Provided data -

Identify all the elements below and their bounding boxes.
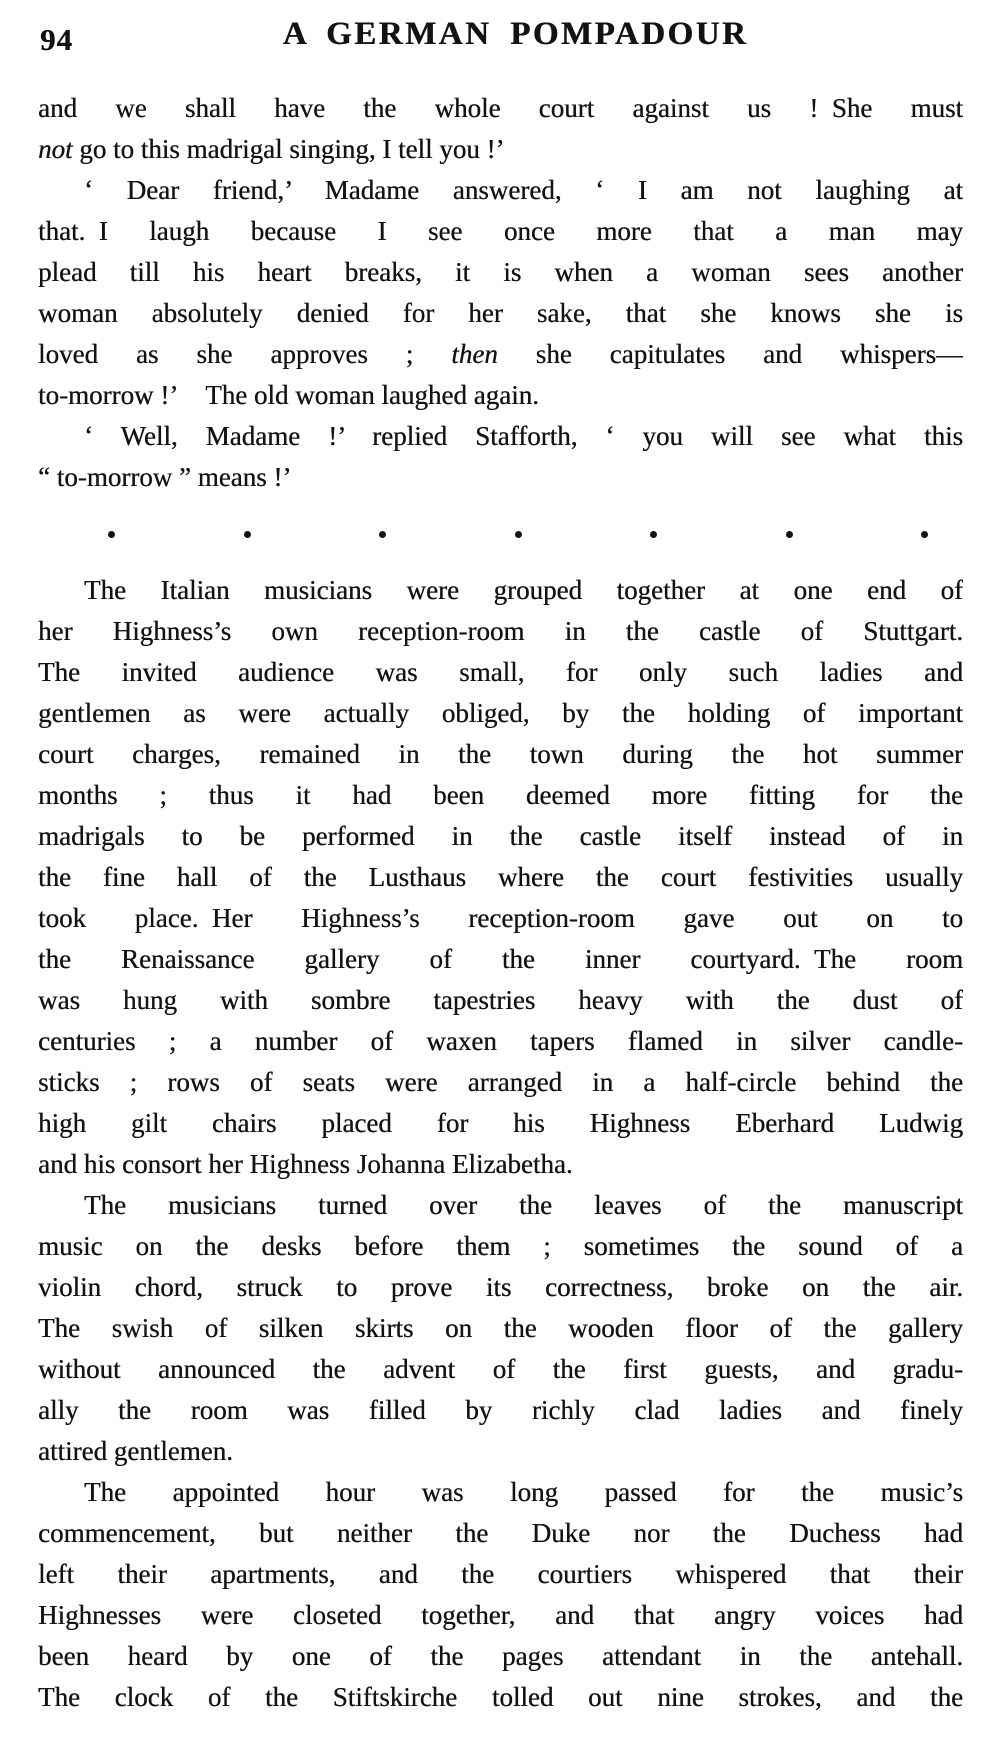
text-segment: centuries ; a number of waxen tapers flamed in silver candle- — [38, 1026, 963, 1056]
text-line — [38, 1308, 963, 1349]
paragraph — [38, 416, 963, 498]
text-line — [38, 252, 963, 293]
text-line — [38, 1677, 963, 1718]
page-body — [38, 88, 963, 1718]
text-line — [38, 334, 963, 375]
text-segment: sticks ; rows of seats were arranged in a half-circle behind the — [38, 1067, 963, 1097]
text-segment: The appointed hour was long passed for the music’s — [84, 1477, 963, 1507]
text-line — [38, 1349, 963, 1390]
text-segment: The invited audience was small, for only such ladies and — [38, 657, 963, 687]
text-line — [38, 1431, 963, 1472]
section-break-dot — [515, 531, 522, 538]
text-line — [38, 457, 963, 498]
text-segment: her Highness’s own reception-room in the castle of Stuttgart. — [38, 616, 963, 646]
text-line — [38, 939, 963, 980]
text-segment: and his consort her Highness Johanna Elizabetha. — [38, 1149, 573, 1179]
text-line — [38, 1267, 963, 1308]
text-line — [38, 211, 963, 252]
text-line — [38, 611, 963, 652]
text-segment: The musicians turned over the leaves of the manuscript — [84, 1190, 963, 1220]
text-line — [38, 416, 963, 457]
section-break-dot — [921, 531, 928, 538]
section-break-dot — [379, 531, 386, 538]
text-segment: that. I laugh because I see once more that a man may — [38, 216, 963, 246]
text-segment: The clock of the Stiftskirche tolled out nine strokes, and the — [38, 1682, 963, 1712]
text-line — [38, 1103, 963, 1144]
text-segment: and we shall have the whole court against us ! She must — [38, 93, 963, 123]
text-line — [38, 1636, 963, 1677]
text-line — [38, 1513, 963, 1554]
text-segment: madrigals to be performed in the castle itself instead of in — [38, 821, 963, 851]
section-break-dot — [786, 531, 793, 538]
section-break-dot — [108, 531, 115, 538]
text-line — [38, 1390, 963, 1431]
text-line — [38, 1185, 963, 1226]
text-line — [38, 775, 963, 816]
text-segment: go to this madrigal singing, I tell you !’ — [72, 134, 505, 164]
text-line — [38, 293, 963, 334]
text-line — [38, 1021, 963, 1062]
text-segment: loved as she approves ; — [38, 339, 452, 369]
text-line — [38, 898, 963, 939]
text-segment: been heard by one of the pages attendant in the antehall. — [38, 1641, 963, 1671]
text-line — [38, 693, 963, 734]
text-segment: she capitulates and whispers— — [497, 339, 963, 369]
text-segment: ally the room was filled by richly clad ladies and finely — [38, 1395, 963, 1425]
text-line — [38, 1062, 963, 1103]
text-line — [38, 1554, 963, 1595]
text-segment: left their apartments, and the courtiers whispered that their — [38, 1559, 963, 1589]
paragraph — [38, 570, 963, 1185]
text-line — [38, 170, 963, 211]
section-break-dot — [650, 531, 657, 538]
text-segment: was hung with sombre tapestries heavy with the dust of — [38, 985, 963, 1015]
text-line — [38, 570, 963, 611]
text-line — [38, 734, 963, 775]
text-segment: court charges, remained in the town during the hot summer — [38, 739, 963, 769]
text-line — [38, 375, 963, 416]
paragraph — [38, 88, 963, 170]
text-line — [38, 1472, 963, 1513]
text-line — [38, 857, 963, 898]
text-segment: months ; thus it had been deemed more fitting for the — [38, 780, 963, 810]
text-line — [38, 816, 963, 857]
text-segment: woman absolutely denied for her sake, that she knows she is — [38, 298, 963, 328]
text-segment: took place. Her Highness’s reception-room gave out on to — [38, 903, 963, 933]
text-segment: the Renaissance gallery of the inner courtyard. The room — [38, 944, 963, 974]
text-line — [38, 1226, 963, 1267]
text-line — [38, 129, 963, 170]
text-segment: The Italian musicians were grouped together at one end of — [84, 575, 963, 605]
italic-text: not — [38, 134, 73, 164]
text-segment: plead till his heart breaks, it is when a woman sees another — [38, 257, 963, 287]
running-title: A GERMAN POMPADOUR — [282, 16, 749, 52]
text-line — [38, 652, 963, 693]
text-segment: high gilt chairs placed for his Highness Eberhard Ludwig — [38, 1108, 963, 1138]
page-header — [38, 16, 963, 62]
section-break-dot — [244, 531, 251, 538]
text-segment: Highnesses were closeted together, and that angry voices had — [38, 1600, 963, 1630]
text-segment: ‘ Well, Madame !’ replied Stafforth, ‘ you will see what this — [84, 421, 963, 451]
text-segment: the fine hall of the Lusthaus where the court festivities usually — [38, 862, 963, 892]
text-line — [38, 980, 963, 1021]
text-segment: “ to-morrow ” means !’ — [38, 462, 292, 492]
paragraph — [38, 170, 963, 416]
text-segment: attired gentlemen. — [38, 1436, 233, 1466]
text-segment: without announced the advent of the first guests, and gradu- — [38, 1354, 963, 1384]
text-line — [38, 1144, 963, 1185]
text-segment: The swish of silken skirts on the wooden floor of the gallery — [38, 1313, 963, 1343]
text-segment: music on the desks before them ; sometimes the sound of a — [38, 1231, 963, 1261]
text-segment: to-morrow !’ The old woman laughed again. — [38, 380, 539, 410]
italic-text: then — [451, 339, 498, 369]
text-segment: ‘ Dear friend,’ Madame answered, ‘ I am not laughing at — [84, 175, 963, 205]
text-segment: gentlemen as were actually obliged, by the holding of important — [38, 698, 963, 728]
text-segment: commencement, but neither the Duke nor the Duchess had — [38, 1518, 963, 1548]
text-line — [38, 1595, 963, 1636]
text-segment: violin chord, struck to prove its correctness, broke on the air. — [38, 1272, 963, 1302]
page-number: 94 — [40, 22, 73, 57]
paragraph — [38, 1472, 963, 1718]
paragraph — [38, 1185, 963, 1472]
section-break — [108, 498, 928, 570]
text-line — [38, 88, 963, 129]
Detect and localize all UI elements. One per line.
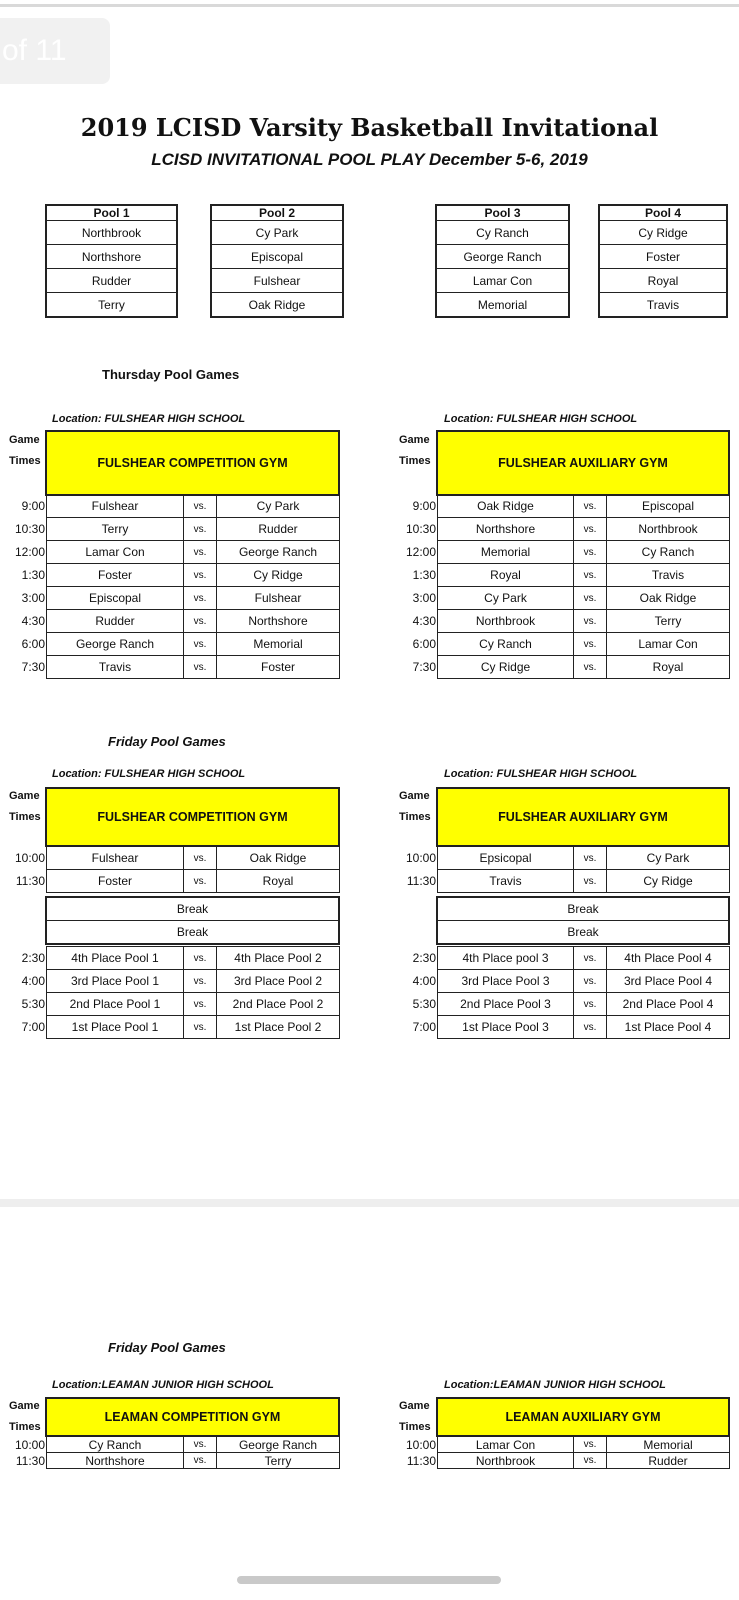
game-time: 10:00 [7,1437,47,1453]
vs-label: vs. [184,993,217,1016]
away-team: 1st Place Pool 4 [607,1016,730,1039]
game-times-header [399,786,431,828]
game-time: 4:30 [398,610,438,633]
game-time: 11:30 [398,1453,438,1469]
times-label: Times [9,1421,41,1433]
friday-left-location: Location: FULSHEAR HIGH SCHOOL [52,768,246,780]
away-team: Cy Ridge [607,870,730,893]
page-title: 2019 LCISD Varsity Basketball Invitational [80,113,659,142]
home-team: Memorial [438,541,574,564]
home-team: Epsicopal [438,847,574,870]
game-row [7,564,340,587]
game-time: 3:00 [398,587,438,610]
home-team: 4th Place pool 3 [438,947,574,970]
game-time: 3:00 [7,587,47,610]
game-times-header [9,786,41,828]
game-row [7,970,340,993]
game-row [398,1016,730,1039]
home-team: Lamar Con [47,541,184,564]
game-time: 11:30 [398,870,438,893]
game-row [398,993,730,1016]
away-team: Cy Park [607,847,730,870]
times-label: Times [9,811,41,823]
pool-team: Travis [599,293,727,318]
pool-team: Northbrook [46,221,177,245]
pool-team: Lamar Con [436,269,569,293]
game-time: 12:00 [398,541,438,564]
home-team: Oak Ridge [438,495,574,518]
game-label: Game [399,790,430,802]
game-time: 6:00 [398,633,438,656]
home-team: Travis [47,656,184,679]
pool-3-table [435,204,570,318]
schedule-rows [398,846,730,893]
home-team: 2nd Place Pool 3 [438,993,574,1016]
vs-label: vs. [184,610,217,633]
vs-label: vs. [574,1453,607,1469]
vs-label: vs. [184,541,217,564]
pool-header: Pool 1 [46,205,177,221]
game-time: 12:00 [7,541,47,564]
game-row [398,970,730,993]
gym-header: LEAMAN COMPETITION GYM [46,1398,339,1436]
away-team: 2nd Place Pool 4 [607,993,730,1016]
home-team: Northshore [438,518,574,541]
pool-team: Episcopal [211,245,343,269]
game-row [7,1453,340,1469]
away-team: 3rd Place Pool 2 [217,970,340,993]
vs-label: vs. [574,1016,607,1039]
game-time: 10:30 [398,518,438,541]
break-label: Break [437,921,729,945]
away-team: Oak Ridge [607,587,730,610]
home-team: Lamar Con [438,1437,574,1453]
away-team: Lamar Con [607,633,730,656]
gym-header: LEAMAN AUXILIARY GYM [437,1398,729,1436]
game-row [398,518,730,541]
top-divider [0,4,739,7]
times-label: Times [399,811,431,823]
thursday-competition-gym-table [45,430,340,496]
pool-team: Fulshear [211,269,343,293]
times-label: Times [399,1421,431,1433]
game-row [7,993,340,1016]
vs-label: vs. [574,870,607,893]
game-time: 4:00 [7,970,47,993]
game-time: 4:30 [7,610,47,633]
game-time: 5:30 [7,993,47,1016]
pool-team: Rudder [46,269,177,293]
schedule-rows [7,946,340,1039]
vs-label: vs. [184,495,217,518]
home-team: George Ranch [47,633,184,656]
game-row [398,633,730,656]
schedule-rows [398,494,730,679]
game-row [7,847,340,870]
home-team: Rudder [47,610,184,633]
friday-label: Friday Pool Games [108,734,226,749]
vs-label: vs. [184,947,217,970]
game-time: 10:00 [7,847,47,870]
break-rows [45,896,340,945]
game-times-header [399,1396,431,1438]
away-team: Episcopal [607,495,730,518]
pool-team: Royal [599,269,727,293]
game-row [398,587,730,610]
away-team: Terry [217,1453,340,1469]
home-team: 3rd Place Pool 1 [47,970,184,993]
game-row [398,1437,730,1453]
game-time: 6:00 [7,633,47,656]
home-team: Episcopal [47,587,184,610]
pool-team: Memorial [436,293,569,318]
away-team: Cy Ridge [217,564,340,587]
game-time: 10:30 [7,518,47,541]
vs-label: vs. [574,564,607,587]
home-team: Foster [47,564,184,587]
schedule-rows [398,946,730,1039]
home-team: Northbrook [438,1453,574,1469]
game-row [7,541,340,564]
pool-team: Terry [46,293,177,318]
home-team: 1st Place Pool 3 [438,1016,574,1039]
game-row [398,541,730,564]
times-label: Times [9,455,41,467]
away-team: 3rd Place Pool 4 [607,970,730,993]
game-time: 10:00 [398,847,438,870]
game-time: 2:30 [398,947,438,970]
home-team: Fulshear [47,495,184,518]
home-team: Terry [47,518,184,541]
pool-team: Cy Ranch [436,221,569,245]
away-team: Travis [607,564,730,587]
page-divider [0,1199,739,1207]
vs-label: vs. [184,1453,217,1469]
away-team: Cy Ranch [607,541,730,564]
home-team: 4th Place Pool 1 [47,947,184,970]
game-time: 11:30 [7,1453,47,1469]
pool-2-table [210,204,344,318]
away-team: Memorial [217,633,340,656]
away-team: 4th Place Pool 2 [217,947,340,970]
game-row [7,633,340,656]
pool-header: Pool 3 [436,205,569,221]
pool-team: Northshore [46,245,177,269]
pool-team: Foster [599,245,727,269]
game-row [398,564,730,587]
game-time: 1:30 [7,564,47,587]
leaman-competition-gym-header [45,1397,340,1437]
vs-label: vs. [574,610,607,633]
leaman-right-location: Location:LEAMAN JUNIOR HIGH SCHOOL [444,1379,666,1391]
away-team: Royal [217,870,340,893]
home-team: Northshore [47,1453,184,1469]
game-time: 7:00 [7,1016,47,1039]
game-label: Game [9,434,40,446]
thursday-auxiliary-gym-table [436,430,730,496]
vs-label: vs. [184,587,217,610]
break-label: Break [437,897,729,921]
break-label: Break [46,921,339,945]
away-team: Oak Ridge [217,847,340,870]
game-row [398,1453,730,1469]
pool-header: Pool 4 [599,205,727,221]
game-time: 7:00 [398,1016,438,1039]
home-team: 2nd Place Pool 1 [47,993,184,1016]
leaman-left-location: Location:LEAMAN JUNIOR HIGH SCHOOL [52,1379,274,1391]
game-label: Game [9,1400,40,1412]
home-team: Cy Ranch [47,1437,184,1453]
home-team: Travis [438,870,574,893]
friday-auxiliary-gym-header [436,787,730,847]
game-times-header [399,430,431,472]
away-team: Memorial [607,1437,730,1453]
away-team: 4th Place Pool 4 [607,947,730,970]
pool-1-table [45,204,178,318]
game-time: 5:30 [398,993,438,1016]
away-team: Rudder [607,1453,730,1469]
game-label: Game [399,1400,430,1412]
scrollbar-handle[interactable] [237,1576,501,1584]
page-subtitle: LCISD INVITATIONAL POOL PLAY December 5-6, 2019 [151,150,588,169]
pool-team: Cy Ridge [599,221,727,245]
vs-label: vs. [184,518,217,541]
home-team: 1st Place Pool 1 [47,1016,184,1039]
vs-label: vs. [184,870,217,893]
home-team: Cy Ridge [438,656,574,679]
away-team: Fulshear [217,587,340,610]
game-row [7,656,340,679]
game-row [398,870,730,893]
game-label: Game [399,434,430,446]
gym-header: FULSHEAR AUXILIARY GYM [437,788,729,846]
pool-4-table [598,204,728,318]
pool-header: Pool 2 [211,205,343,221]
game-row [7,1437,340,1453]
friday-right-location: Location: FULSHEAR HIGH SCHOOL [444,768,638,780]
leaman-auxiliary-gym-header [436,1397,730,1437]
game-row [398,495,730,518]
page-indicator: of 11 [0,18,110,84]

Exercise description - Return the part of the data that opens with the line containing "game-time: 10:00 [7,1437,47,1453]" and closes with the line containing "times-label: Times [399,1421,431,1433]", both included, reproducing each line without any change.

Completed task -
game-time: 10:00 [7,1437,47,1453]
vs-label: vs. [184,993,217,1016]
away-team: 1st Place Pool 4 [607,1016,730,1039]
game-times-header [399,786,431,828]
game-time: 4:30 [398,610,438,633]
game-time: 11:30 [398,1453,438,1469]
times-label: Times [9,1421,41,1433]
friday-left-location: Location: FULSHEAR HIGH SCHOOL [52,768,246,780]
away-team: Cy Ridge [607,870,730,893]
page-title: 2019 LCISD Varsity Basketball Invitational [80,113,659,142]
home-team: Memorial [438,541,574,564]
home-team: Epsicopal [438,847,574,870]
game-row [7,564,340,587]
game-time: 3:00 [398,587,438,610]
home-team: 4th Place pool 3 [438,947,574,970]
game-time: 3:00 [7,587,47,610]
game-times-header [9,786,41,828]
game-row [7,970,340,993]
game-row [398,1016,730,1039]
home-team: Lamar Con [47,541,184,564]
game-time: 11:30 [398,870,438,893]
game-row [398,993,730,1016]
away-team: Cy Park [607,847,730,870]
times-label: Times [9,811,41,823]
pool-team: Travis [599,293,727,318]
pool-team: Northbrook [46,221,177,245]
pool-team: Lamar Con [436,269,569,293]
game-time: 12:00 [398,541,438,564]
home-team: Oak Ridge [438,495,574,518]
game-label: Game [399,790,430,802]
game-time: 6:00 [398,633,438,656]
home-team: Travis [47,656,184,679]
pool-3-table [435,204,570,318]
schedule-rows [398,846,730,893]
home-team: 2nd Place Pool 3 [438,993,574,1016]
vs-label: vs. [184,610,217,633]
vs-label: vs. [574,1453,607,1469]
vs-label: vs. [184,541,217,564]
pool-header: Pool 1 [46,205,177,221]
game-time: 12:00 [7,541,47,564]
game-row [398,970,730,993]
gym-header: LEAMAN COMPETITION GYM [46,1398,339,1436]
away-team: 2nd Place Pool 4 [607,993,730,1016]
home-team: Northshore [438,518,574,541]
pool-team: Episcopal [211,245,343,269]
game-row [7,1453,340,1469]
away-team: 3rd Place Pool 2 [217,970,340,993]
vs-label: vs. [574,1016,607,1039]
game-time: 10:30 [398,518,438,541]
break-label: Break [437,921,729,945]
away-team: Oak Ridge [607,587,730,610]
home-team: Lamar Con [438,1437,574,1453]
away-team: Lamar Con [607,633,730,656]
gym-header: LEAMAN AUXILIARY GYM [437,1398,729,1436]
game-row [398,518,730,541]
top-divider [0,4,739,7]
times-label: Times [399,811,431,823]
thursday-competition-gym-table [45,430,340,496]
pool-team: Fulshear [211,269,343,293]
times-label: Times [399,1421,431,1433]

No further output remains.